- **EXERCISE DIRECTIONS**
All lines below must be repeated exactly, with the pictures omitted.

- **RECORDS FOR THE TASK**
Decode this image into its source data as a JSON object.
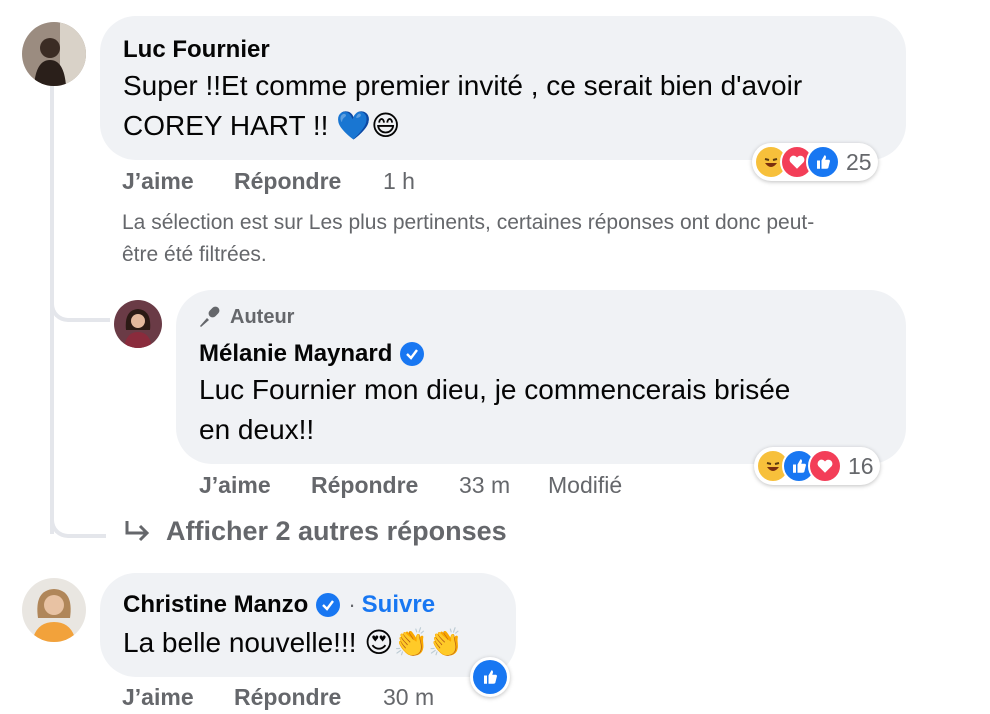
{
  "comment1": {
    "author": "Luc Fournier",
    "text_line1": "Super !!Et comme premier invité , ce serait bien d'avoir",
    "text_line2": "COREY HART !!",
    "emojis": "💙😄",
    "like_label": "J’aime",
    "reply_label": "Répondre",
    "time": "1 h",
    "reaction_count": "25"
  },
  "filter_notice_line1": "La sélection est sur Les plus pertinents, certaines réponses ont donc peut-",
  "filter_notice_line2": "être été filtrées.",
  "reply1": {
    "badge_label": "Auteur",
    "author": "Mélanie Maynard",
    "text_line1": "Luc Fournier mon dieu, je commencerais brisée",
    "text_line2": "en deux!!",
    "like_label": "J’aime",
    "reply_label": "Répondre",
    "time": "33 m",
    "edited_label": "Modifié",
    "reaction_count": "16"
  },
  "more_replies_label": "Afficher 2 autres réponses",
  "comment2": {
    "author": "Christine Manzo",
    "separator": "·",
    "follow_label": "Suivre",
    "text": "La belle nouvelle!!!",
    "emojis": "😍👏👏",
    "like_label": "J’aime",
    "reply_label": "Répondre",
    "time": "30 m"
  },
  "colors": {
    "bubble": "#f0f2f5",
    "secondary_text": "#65676b",
    "link_blue": "#1877f2",
    "thread_line": "#e4e6eb"
  }
}
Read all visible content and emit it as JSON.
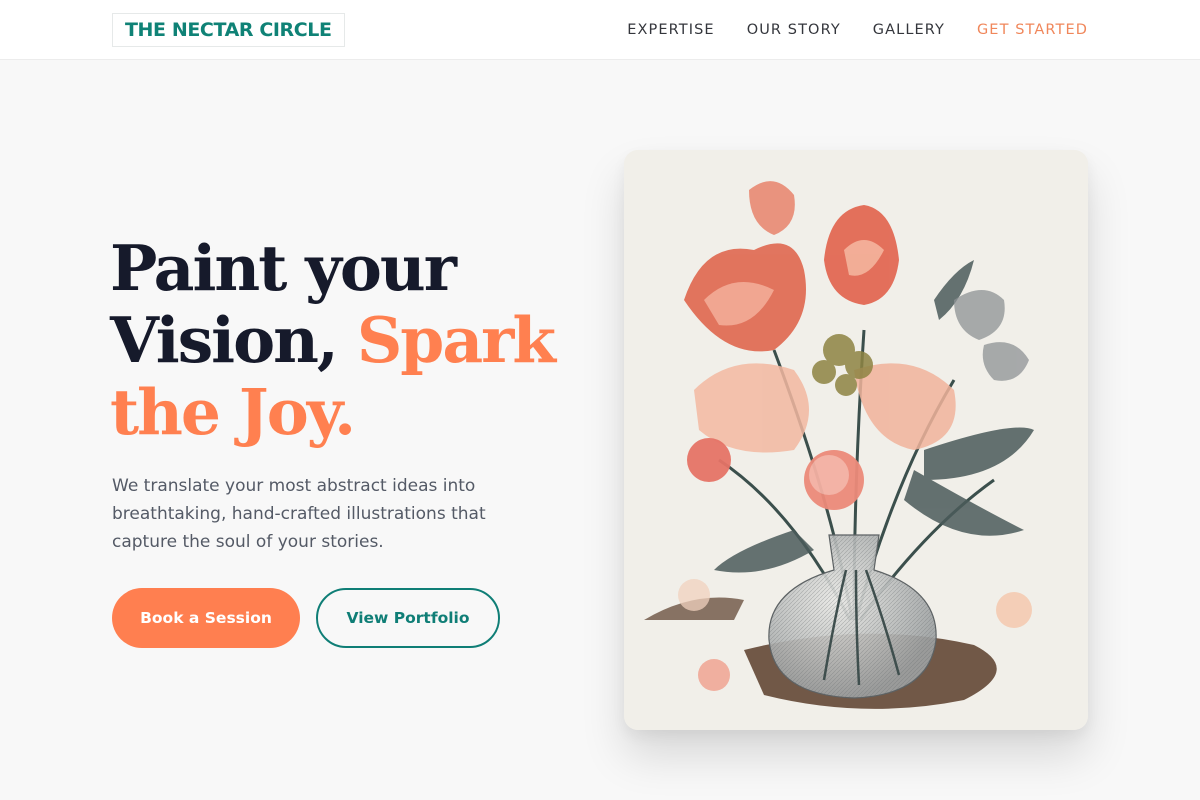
{
  "header": {
    "brand": "THE NECTAR CIRCLE",
    "nav": [
      {
        "label": "EXPERTISE"
      },
      {
        "label": "OUR STORY"
      },
      {
        "label": "GALLERY"
      },
      {
        "label": "GET STARTED"
      }
    ]
  },
  "hero": {
    "headline_line1": "Paint your",
    "headline_line2_plain": "Vision, ",
    "headline_line2_accent": "Spark",
    "headline_line3_accent": "the Joy.",
    "subtext": "We translate your most abstract ideas into breathtaking, hand-crafted illustrations that capture the soul of your stories.",
    "primary_button": "Book a Session",
    "secondary_button": "View Portfolio"
  },
  "artwork": {
    "description": "vintage-botanical-flower-vase-illustration"
  },
  "colors": {
    "teal": "#0f8276",
    "coral": "#ff7f50",
    "navy": "#161a2b",
    "text_muted": "#545a66",
    "page_bg": "#f8f8f8"
  }
}
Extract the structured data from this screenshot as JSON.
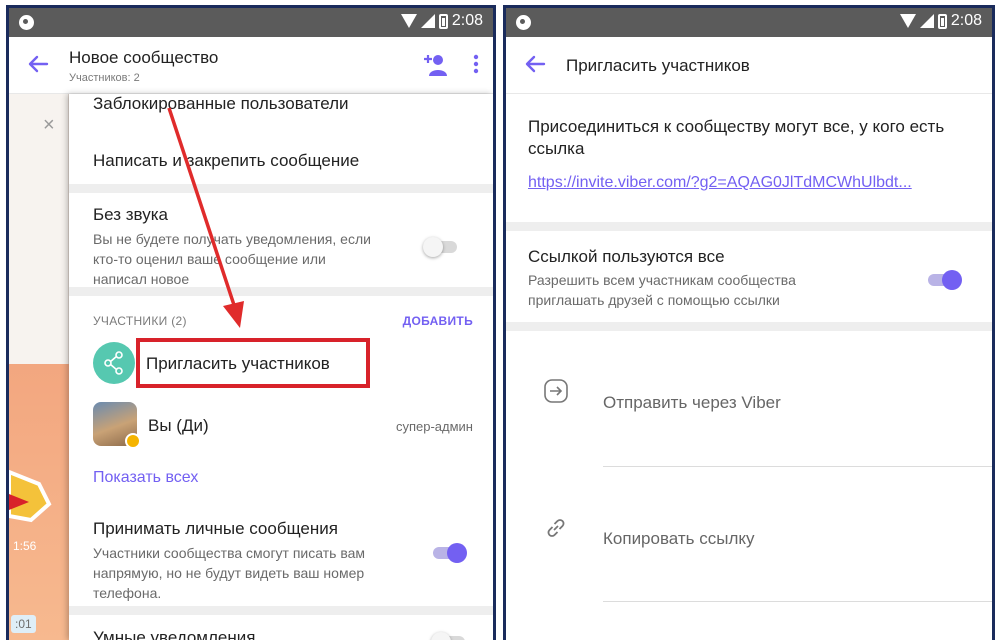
{
  "status_bar": {
    "time": "2:08"
  },
  "left": {
    "title": "Новое сообщество",
    "subtitle": "Участников: 2",
    "background_chat": {
      "time1": "1:56",
      "time2": ":01"
    },
    "rows": {
      "blocked_users": "Заблокированные пользователи",
      "pin_message": "Написать и закрепить сообщение",
      "mute_title": "Без звука",
      "mute_desc": "Вы не будете получать уведомления, если кто-то оценил ваше сообщение или написал новое",
      "participants_label": "УЧАСТНИКИ (2)",
      "add_action": "ДОБАВИТЬ",
      "invite": "Пригласить участников",
      "member_name": "Вы (Ди)",
      "member_role": "супер-админ",
      "show_all": "Показать всех",
      "pm_title": "Принимать личные сообщения",
      "pm_desc": "Участники сообщества смогут писать вам напрямую, но не будут видеть ваш номер телефона.",
      "smart_title": "Умные уведомления"
    },
    "toggles": {
      "mute": "off",
      "private_messages": "on",
      "smart": "off"
    }
  },
  "right": {
    "title": "Пригласить участников",
    "join_text": "Присоединиться к сообществу могут все, у кого есть ссылка",
    "link": "https://invite.viber.com/?g2=AQAG0JlTdMCWhUlbdt...",
    "share_title": "Ссылкой пользуются все",
    "share_desc": "Разрешить всем участникам сообщества приглашать друзей с помощью ссылки",
    "share_toggle": "on",
    "options": [
      "Отправить через Viber",
      "Копировать ссылку"
    ]
  },
  "colors": {
    "accent": "#7360f2",
    "highlight": "#d8222a",
    "teal": "#56c8b0",
    "border": "#1a2b5c"
  }
}
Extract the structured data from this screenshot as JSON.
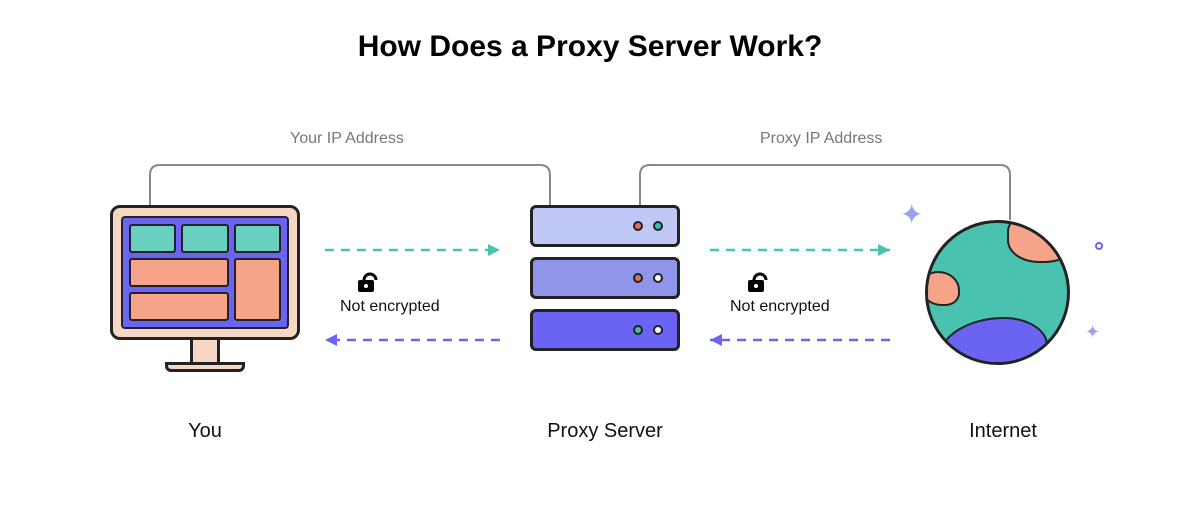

- **RESULT OF THIS EXERCISE**
Decode this image into its source data as a JSON object.
{
  "comment1": {
    "author": "Luc Fournier",
    "text_line1": "Super !!Et comme premier invité , ce serait bien d'avoir",
    "text_line2": "COREY HART !!",
    "emojis": "💙😄",
    "like_label": "J’aime",
    "reply_label": "Répondre",
    "time": "1 h",
    "reaction_count": "25"
  },
  "filter_notice_line1": "La sélection est sur Les plus pertinents, certaines réponses ont donc peut-",
  "filter_notice_line2": "être été filtrées.",
  "reply1": {
    "badge_label": "Auteur",
    "author": "Mélanie Maynard",
    "text_line1": "Luc Fournier mon dieu, je commencerais brisée",
    "text_line2": "en deux!!",
    "like_label": "J’aime",
    "reply_label": "Répondre",
    "time": "33 m",
    "edited_label": "Modifié",
    "reaction_count": "16"
  },
  "more_replies_label": "Afficher 2 autres réponses",
  "comment2": {
    "author": "Christine Manzo",
    "separator": "·",
    "follow_label": "Suivre",
    "text": "La belle nouvelle!!!",
    "emojis": "😍👏👏",
    "like_label": "J’aime",
    "reply_label": "Répondre",
    "time": "30 m"
  },
  "colors": {
    "bubble": "#f0f2f5",
    "secondary_text": "#65676b",
    "link_blue": "#1877f2",
    "thread_line": "#e4e6eb"
  }
}
Read all visible content and emit it as JSON.
{
  "header": {
    "brand": "THE NECTAR CIRCLE",
    "nav": [
      {
        "label": "EXPERTISE"
      },
      {
        "label": "OUR STORY"
      },
      {
        "label": "GALLERY"
      },
      {
        "label": "GET STARTED"
      }
    ]
  },
  "hero": {
    "headline_line1": "Paint your",
    "headline_line2_plain": "Vision, ",
    "headline_line2_accent": "Spark",
    "headline_line3_accent": "the Joy.",
    "subtext": "We translate your most abstract ideas into breathtaking, hand-crafted illustrations that capture the soul of your stories.",
    "primary_button": "Book a Session",
    "secondary_button": "View Portfolio"
  },
  "artwork": {
    "description": "vintage-botanical-flower-vase-illustration"
  },
  "colors": {
    "teal": "#0f8276",
    "coral": "#ff7f50",
    "navy": "#161a2b",
    "text_muted": "#545a66",
    "page_bg": "#f8f8f8"
  }
}
Extract the structured data from this screenshot as JSON.
{
  "status_bar": {
    "time": "2:08"
  },
  "left": {
    "title": "Новое сообщество",
    "subtitle": "Участников: 2",
    "background_chat": {
      "time1": "1:56",
      "time2": ":01"
    },
    "rows": {
      "blocked_users": "Заблокированные пользователи",
      "pin_message": "Написать и закрепить сообщение",
      "mute_title": "Без звука",
      "mute_desc": "Вы не будете получать уведомления, если кто-то оценил ваше сообщение или написал новое",
      "participants_label": "УЧАСТНИКИ (2)",
      "add_action": "ДОБАВИТЬ",
      "invite": "Пригласить участников",
      "member_name": "Вы (Ди)",
      "member_role": "супер-админ",
      "show_all": "Показать всех",
      "pm_title": "Принимать личные сообщения",
      "pm_desc": "Участники сообщества смогут писать вам напрямую, но не будут видеть ваш номер телефона.",
      "smart_title": "Умные уведомления"
    },
    "toggles": {
      "mute": "off",
      "private_messages": "on",
      "smart": "off"
    }
  },
  "right": {
    "title": "Пригласить участников",
    "join_text": "Присоединиться к сообществу могут все, у кого есть ссылка",
    "link": "https://invite.viber.com/?g2=AQAG0JlTdMCWhUlbdt...",
    "share_title": "Ссылкой пользуются все",
    "share_desc": "Разрешить всем участникам сообщества приглашать друзей с помощью ссылки",
    "share_toggle": "on",
    "options": [
      "Отправить через Viber",
      "Копировать ссылку"
    ]
  },
  "colors": {
    "accent": "#7360f2",
    "highlight": "#d8222a",
    "teal": "#56c8b0",
    "border": "#1a2b5c"
  }
}
Extract the structured data from this screenshot as JSON.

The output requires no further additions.